EXERCISE INPUT ->
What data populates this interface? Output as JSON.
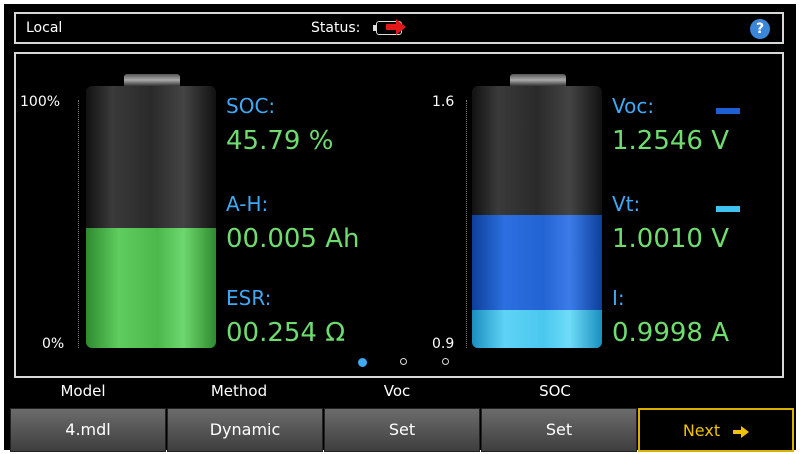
{
  "status_bar": {
    "mode": "Local",
    "status_label": "Status:",
    "help_label": "?"
  },
  "left_gauge": {
    "top_label": "100%",
    "bottom_label": "0%",
    "fill_fraction": 0.4579,
    "fill_color": "#5fcc5f",
    "readings": [
      {
        "label": "SOC:",
        "value": "45.79 %"
      },
      {
        "label": "A-H:",
        "value": "00.005 Ah"
      },
      {
        "label": "ESR:",
        "value": "00.254 Ω"
      }
    ]
  },
  "right_gauge": {
    "top_label": "1.6",
    "bottom_label": "0.9",
    "voc_fraction": 0.5066,
    "vt_fraction": 0.1443,
    "readings": [
      {
        "label": "Voc:",
        "value": "1.2546 V",
        "legend_color": "#1f5fd6"
      },
      {
        "label": "Vt:",
        "value": "1.0010 V",
        "legend_color": "#3fc3f0"
      },
      {
        "label": "I:",
        "value": "0.9998 A"
      }
    ]
  },
  "page_dots": {
    "count": 3,
    "active": 0
  },
  "soft_key_labels": [
    "Model",
    "Method",
    "Voc",
    "SOC",
    ""
  ],
  "soft_keys": [
    "4.mdl",
    "Dynamic",
    "Set",
    "Set",
    "Next"
  ],
  "colors": {
    "label_blue": "#3fa9f5",
    "value_green": "#6fdc6f",
    "next_accent": "#f0c200"
  }
}
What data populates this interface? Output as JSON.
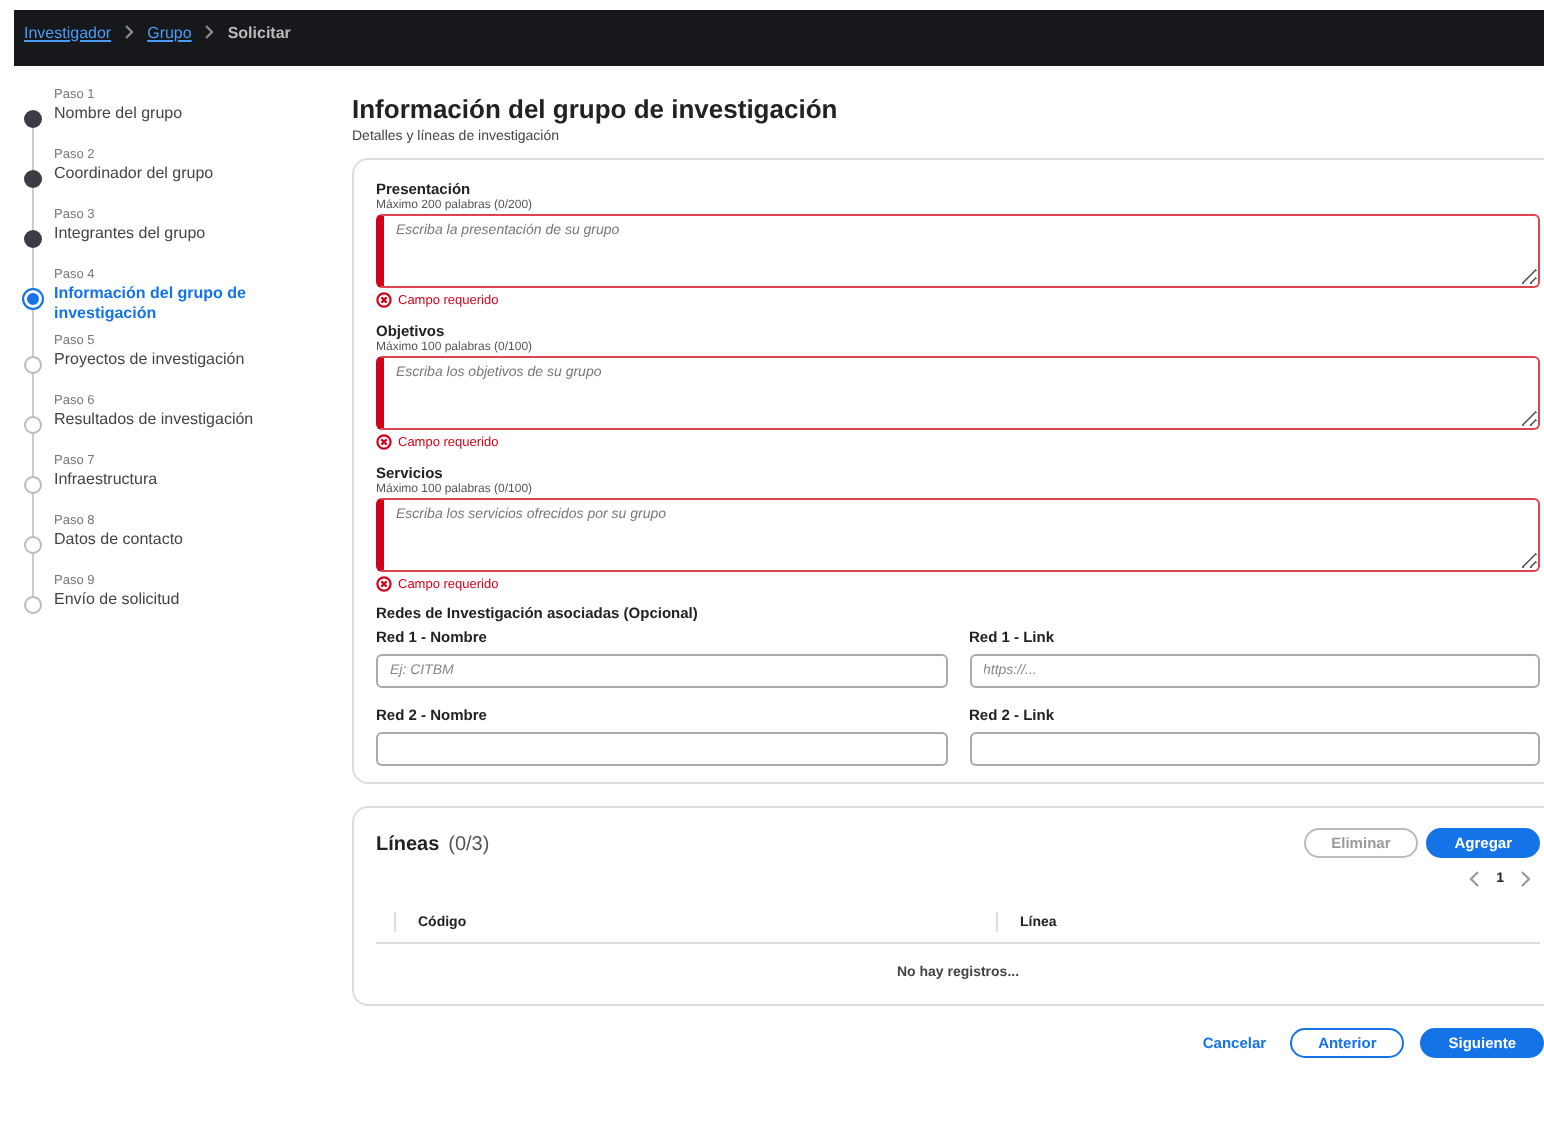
{
  "breadcrumb": [
    {
      "label": "Investigador",
      "link": true
    },
    {
      "label": "Grupo",
      "link": true
    },
    {
      "label": "Solicitar",
      "link": false
    }
  ],
  "steps": [
    {
      "step": "Paso 1",
      "label": "Nombre del grupo",
      "completed": true,
      "selected": false
    },
    {
      "step": "Paso 2",
      "label": "Coordinador del grupo",
      "completed": true,
      "selected": false
    },
    {
      "step": "Paso 3",
      "label": "Integrantes del grupo",
      "completed": true,
      "selected": false
    },
    {
      "step": "Paso 4",
      "label": "Información del grupo de investigación",
      "completed": false,
      "selected": true
    },
    {
      "step": "Paso 5",
      "label": "Proyectos de investigación",
      "completed": false,
      "selected": false
    },
    {
      "step": "Paso 6",
      "label": "Resultados de investigación",
      "completed": false,
      "selected": false
    },
    {
      "step": "Paso 7",
      "label": "Infraestructura",
      "completed": false,
      "selected": false
    },
    {
      "step": "Paso 8",
      "label": "Datos de contacto",
      "completed": false,
      "selected": false
    },
    {
      "step": "Paso 9",
      "label": "Envío de solicitud",
      "completed": false,
      "selected": false
    }
  ],
  "title": "Información del grupo de investigación",
  "subtitle": "Detalles y líneas de investigación",
  "textareas": [
    {
      "label": "Presentación",
      "hint": "Máximo 200 palabras (0/200)",
      "placeholder": "Escriba la presentación de su grupo",
      "invalid": true,
      "error": "Campo requerido"
    },
    {
      "label": "Objetivos",
      "hint": "Máximo 100 palabras (0/100)",
      "placeholder": "Escriba los objetivos de su grupo",
      "invalid": true,
      "error": "Campo requerido"
    },
    {
      "label": "Servicios",
      "hint": "Máximo 100 palabras (0/100)",
      "placeholder": "Escriba los servicios ofrecidos por su grupo",
      "invalid": true,
      "error": "Campo requerido"
    }
  ],
  "networks": {
    "title": "Redes de Investigación asociadas (Opcional)",
    "fields": [
      {
        "label": "Red 1 - Nombre",
        "placeholder": "Ej: CITBM"
      },
      {
        "label": "Red 1 - Link",
        "placeholder": "https://..."
      },
      {
        "label": "Red 2 - Nombre"
      },
      {
        "label": "Red 2 - Link"
      }
    ]
  },
  "lines": {
    "title": "Líneas",
    "count": "(0/3)",
    "delete_button": {
      "label": "Eliminar",
      "disabled": true
    },
    "add_button": "Agregar",
    "page": "1",
    "columns": [
      "Código",
      "Línea"
    ],
    "empty": "No hay registros..."
  },
  "footer": {
    "cancel": "Cancelar",
    "back": "Anterior",
    "next": "Siguiente"
  }
}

WHAT THIS TASK INVOLVES -> Your answer should be a single number: the count of lines holding the word "Paso".

ANSWER FOR THIS EXERCISE -> 9